* [Lavoro richiesto]
1. Elenca tutti i titoli di film citati nel brano su Mann.
2. Riscrivi il tratto del brano su Mann che va da "Non è certo" fino a "ogni singolo uomo.", mettendo "ladri" al posto di "rapinatori".

Non è certo un semplice gusto estetico/stilistico che ha indicato tale scelta al cineasta di Chicago. No, c’è di più. Nel mettere in scena storie di criminalità, di dolore e disperazione, nel mostrare figure di spietati rapinatori e di poliziotti ligi al dovere, Mann esplica quella che, dopo oltre quarant’anni di attività sul set, è la sua personalissima, più intima filosofia di vita: l’uomo fa parte della città, è un “pezzo” di essa. E da essa prende le mosse, prende forma il destino – (in)evitabile – di ogni singolo uomo.

Ecco perché nei suoi film (a partire da Strade violente, Manhunter – Frammenti di un omicidio, Heat – La sfida, fino ad arrivare a Collateral, Miami Vice e Nemico pubblico) il rapporto uomo-città riveste un ruolo di rilievo: anche noi, così come i personaggi manniani, viviamo ogni giorno la realtà di un contesto urbano, il quale porta ad incontri (o scontri) con il prossimo.

* [Dati forniti]
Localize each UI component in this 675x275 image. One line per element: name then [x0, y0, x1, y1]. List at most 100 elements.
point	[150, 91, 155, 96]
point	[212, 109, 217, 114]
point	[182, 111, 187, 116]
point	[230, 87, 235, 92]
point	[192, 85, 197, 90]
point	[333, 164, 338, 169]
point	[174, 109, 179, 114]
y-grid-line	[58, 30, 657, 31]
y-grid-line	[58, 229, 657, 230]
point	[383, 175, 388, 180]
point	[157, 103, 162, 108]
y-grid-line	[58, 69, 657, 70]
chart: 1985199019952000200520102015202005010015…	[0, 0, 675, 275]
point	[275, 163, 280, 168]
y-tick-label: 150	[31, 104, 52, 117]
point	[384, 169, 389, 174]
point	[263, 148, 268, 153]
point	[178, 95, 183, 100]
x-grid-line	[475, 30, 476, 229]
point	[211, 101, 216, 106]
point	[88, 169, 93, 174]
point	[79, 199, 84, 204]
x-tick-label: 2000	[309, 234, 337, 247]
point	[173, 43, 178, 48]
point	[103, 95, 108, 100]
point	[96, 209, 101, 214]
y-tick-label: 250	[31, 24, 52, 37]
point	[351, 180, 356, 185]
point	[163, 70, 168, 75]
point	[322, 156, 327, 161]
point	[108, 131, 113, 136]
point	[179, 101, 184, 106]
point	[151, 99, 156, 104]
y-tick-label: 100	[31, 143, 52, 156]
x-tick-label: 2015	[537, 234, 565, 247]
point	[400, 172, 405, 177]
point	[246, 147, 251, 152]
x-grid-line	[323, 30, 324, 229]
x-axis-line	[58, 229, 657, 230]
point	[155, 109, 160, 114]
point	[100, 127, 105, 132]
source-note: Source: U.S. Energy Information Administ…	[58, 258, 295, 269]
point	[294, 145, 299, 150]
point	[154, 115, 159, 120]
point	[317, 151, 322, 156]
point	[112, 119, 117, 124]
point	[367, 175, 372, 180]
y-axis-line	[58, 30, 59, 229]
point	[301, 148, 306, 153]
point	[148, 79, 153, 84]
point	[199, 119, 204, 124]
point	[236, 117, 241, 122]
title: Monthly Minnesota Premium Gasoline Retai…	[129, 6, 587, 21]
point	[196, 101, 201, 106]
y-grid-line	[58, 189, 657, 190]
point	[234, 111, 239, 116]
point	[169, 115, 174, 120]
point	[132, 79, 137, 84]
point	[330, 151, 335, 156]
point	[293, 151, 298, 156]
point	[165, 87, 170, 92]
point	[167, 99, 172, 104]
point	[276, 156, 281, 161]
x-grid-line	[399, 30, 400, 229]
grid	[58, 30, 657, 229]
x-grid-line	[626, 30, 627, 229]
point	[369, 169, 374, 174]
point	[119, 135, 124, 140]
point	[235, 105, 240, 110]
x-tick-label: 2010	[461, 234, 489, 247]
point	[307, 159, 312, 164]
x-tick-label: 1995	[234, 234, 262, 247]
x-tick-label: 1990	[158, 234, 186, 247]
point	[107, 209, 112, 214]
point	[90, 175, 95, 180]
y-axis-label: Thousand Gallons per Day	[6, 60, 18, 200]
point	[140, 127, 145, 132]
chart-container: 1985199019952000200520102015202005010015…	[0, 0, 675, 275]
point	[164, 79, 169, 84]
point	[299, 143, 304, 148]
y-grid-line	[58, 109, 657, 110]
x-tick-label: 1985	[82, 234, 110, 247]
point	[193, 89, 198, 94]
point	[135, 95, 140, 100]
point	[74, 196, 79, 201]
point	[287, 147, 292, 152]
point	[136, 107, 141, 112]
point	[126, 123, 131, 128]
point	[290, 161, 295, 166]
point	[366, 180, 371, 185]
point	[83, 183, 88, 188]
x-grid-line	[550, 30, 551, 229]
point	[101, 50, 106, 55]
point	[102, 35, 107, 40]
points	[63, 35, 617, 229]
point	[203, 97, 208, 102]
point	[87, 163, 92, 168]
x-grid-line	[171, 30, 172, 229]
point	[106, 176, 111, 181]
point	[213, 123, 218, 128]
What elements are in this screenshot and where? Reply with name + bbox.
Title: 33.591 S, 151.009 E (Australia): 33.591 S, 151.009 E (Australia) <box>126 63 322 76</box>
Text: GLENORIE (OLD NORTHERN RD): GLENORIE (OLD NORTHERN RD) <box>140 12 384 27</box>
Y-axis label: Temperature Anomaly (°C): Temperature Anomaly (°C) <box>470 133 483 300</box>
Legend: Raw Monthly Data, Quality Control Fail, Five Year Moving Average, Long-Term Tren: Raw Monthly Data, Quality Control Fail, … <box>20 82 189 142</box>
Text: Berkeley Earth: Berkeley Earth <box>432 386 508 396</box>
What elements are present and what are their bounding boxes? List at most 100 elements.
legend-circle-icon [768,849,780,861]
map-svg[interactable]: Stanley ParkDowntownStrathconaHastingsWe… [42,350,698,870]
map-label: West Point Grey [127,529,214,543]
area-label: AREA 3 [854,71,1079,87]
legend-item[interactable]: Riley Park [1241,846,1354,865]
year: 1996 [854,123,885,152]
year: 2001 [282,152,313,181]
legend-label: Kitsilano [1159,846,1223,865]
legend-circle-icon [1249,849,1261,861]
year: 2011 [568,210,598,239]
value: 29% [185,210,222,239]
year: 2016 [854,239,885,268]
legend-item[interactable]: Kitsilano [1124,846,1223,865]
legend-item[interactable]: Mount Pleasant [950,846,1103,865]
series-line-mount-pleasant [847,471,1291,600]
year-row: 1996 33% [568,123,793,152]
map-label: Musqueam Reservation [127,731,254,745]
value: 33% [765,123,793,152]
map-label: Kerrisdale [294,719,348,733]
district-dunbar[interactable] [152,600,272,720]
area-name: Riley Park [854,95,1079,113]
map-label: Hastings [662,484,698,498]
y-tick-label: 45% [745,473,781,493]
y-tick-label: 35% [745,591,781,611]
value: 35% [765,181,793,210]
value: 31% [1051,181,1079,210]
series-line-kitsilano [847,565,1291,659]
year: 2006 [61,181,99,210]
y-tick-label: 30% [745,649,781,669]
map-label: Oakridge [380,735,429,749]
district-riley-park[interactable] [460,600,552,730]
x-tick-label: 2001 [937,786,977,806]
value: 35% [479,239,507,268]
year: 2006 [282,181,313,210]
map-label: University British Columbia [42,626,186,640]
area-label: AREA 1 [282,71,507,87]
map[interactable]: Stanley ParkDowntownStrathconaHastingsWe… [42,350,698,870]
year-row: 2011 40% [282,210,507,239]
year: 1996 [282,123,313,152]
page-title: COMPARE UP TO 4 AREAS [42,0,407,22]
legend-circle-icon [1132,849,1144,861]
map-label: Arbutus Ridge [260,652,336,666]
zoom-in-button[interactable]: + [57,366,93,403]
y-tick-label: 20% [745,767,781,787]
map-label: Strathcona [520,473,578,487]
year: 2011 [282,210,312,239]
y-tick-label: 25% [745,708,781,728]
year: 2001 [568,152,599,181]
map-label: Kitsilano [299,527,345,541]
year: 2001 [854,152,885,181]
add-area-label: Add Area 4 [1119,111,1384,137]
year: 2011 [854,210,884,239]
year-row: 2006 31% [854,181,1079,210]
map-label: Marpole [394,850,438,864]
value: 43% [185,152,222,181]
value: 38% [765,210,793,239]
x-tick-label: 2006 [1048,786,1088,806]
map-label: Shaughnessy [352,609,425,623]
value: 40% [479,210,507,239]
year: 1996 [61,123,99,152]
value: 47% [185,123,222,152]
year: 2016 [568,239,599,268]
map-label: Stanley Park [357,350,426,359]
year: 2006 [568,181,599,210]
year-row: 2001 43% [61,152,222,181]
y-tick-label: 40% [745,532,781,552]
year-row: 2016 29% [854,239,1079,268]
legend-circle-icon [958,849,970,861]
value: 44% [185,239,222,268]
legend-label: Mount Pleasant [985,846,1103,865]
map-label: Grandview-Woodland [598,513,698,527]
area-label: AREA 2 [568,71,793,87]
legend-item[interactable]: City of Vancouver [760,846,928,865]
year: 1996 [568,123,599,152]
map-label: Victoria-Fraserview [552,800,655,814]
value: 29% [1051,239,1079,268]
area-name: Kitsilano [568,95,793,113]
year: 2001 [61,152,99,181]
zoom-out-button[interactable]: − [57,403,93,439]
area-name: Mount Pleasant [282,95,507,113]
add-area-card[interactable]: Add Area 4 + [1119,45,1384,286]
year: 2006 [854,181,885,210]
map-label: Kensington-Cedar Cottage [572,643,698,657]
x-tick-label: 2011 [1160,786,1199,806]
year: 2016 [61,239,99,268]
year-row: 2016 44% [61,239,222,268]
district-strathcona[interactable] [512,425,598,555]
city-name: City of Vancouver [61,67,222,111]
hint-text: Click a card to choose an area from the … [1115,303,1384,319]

* [Le risposte]
1.
- Strade violente
- Manhunter – Frammenti di un omicidio
- Heat – La sfida
- Collateral
- Miami Vice
- Nemico pubblico

2.
Non è certo un semplice gusto estetico/stilistico che ha indicato tale scelta al cineasta di Chicago. No, c’è di più. Nel mettere in scena storie di criminalità, di dolore e disperazione, nel mostrare figure di spietati ladri e di poliziotti ligi al dovere, Mann esplica quella che, dopo oltre quarant’anni di attività sul set, è la sua personalissima, più intima filosofia di vita: l’uomo fa parte della città, è un “pezzo” di essa. E da essa prende le mosse, prende forma il destino – (in)evitabile – di ogni singolo uomo.